Given problem:
Reproduce every line of the items below without any changes.
──────── Records for processing ────────
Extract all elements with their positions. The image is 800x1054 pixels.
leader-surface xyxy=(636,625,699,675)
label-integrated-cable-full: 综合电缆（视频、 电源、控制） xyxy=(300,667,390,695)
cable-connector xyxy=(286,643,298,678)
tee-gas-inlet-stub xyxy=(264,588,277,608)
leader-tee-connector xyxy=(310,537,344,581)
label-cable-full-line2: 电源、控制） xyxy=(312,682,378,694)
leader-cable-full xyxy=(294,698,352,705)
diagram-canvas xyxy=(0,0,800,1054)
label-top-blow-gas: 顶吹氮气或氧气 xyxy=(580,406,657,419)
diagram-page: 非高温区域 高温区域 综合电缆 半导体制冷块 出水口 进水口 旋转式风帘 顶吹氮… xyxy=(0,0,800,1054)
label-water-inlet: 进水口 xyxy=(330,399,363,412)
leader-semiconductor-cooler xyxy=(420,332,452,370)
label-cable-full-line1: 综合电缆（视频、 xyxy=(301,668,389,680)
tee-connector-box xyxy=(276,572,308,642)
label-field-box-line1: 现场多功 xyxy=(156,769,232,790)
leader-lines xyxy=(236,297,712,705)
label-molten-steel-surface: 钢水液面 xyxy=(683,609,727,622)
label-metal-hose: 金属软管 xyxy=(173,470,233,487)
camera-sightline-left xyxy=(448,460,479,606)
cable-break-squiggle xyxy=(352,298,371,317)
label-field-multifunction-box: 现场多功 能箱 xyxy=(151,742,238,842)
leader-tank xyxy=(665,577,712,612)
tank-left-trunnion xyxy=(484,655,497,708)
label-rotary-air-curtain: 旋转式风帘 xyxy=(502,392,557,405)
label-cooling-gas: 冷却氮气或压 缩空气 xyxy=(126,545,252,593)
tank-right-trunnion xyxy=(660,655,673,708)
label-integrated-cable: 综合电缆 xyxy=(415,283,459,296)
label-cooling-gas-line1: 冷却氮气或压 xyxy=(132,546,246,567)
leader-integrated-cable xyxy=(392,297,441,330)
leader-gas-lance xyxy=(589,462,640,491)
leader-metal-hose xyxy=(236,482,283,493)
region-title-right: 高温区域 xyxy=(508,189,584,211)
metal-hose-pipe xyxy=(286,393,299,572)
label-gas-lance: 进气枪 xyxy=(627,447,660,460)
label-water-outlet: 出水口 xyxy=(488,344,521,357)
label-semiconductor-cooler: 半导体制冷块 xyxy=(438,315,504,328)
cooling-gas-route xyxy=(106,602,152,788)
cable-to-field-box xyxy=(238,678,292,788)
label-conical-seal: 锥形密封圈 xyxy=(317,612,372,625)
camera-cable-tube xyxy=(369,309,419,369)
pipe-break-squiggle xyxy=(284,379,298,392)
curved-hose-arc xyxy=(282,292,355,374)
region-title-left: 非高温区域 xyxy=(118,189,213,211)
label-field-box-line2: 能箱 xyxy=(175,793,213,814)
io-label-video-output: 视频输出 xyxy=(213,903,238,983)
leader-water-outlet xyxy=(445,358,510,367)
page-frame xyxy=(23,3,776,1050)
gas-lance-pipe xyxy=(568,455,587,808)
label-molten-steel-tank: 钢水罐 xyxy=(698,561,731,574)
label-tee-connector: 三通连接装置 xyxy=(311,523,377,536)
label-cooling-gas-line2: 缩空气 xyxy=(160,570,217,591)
────────
The reply:
Extract all elements with their positions. The image is 800x1054 pixels.
leader-surface xyxy=(636,625,699,675)
label-integrated-cable-full: 综合电缆（视频、 电源、控制） xyxy=(300,667,390,695)
cable-connector xyxy=(286,643,298,678)
tee-gas-inlet-stub xyxy=(264,588,277,608)
leader-tee-connector xyxy=(310,537,344,581)
label-cable-full-line2: 电源、控制） xyxy=(312,682,378,694)
leader-cable-full xyxy=(294,698,352,705)
diagram-canvas xyxy=(0,0,800,1054)
label-top-blow-gas: 顶吹氮气或氧气 xyxy=(580,406,657,419)
diagram-page: 非高温区域 高温区域 综合电缆 半导体制冷块 出水口 进水口 旋转式风帘 顶吹氮… xyxy=(0,0,800,1054)
label-water-inlet: 进水口 xyxy=(330,399,363,412)
leader-semiconductor-cooler xyxy=(420,332,452,370)
label-cable-full-line1: 综合电缆（视频、 xyxy=(301,668,389,680)
tee-connector-box xyxy=(276,572,308,642)
label-field-box-line1: 现场多功 xyxy=(156,769,232,790)
leader-lines xyxy=(236,297,712,705)
label-molten-steel-surface: 钢水液面 xyxy=(683,609,727,622)
label-metal-hose: 金属软管 xyxy=(173,470,233,487)
camera-sightline-left xyxy=(448,460,479,606)
cable-break-squiggle xyxy=(352,298,371,317)
label-field-multifunction-box: 现场多功 能箱 xyxy=(151,742,238,842)
leader-tank xyxy=(665,577,712,612)
tank-left-trunnion xyxy=(484,655,497,708)
label-rotary-air-curtain: 旋转式风帘 xyxy=(502,392,557,405)
label-cooling-gas: 冷却氮气或压 缩空气 xyxy=(126,545,252,593)
tank-right-trunnion xyxy=(660,655,673,708)
label-integrated-cable: 综合电缆 xyxy=(415,283,459,296)
label-cooling-gas-line1: 冷却氮气或压 xyxy=(132,546,246,567)
leader-integrated-cable xyxy=(392,297,441,330)
leader-gas-lance xyxy=(589,462,640,491)
leader-metal-hose xyxy=(236,482,283,493)
region-title-right: 高温区域 xyxy=(508,189,584,211)
metal-hose-pipe xyxy=(286,393,299,572)
label-gas-lance: 进气枪 xyxy=(627,447,660,460)
label-water-outlet: 出水口 xyxy=(488,344,521,357)
label-semiconductor-cooler: 半导体制冷块 xyxy=(438,315,504,328)
cooling-gas-route xyxy=(106,602,152,788)
cable-to-field-box xyxy=(238,678,292,788)
label-conical-seal: 锥形密封圈 xyxy=(317,612,372,625)
camera-cable-tube xyxy=(369,309,419,369)
pipe-break-squiggle xyxy=(284,379,298,392)
curved-hose-arc xyxy=(282,292,355,374)
region-title-left: 非高温区域 xyxy=(118,189,213,211)
label-field-box-line2: 能箱 xyxy=(175,793,213,814)
io-label-video-output: 视频输出 xyxy=(213,903,238,983)
leader-water-outlet xyxy=(445,358,510,367)
page-frame xyxy=(23,3,776,1050)
gas-lance-pipe xyxy=(568,455,587,808)
label-molten-steel-tank: 钢水罐 xyxy=(698,561,731,574)
label-tee-connector: 三通连接装置 xyxy=(311,523,377,536)
label-cooling-gas-line2: 缩空气 xyxy=(160,570,217,591)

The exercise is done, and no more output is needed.